* START *

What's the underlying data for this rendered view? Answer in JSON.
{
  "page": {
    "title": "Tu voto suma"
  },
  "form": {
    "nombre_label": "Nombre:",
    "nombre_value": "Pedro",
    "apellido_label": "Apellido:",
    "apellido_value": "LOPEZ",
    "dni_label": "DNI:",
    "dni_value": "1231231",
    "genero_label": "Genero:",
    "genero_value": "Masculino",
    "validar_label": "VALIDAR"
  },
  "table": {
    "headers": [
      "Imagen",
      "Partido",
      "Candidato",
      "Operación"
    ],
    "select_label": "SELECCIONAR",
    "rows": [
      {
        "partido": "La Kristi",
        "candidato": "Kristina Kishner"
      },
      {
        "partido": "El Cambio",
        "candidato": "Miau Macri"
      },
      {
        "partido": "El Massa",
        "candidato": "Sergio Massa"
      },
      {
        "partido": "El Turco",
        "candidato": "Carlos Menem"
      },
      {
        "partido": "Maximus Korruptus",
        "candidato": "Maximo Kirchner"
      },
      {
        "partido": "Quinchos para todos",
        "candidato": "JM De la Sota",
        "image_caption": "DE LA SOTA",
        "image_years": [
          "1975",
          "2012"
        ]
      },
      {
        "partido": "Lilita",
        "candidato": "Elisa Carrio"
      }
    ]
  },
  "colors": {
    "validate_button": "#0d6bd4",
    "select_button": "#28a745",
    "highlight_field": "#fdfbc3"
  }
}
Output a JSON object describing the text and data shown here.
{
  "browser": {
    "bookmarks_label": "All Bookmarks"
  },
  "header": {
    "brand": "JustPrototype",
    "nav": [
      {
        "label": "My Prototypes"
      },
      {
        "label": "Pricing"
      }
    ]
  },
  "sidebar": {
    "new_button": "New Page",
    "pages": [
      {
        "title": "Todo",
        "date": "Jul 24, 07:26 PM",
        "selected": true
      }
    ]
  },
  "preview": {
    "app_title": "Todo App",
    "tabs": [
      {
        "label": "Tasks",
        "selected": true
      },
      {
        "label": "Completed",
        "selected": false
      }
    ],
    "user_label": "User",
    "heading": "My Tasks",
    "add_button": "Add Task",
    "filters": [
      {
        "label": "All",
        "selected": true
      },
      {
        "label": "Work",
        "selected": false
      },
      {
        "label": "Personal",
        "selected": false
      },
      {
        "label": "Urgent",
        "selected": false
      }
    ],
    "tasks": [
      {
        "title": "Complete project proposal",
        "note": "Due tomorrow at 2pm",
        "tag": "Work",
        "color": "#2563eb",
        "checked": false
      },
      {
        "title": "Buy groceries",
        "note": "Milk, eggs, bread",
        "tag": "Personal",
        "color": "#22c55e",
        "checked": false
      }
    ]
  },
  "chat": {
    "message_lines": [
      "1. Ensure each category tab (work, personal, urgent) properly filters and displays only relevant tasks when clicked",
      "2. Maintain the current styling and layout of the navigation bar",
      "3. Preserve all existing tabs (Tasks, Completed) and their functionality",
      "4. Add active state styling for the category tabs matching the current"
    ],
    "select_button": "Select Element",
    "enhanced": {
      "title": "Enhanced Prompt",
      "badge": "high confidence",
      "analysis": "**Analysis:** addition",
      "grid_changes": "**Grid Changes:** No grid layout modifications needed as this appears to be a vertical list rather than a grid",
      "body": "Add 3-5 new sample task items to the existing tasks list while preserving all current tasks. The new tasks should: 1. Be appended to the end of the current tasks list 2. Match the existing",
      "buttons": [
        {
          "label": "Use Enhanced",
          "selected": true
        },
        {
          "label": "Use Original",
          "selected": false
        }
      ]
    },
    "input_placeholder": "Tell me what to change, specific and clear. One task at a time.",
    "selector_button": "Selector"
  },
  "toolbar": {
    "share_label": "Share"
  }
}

* END *

### Instruction:
Every line above that contains the word "category" should be reported.

### The response:
      "1. Ensure each category tab (work, personal, urgent) properly filters and displays only relevant tasks when clicked",
      "4. Add active state styling for the category tabs matching the current"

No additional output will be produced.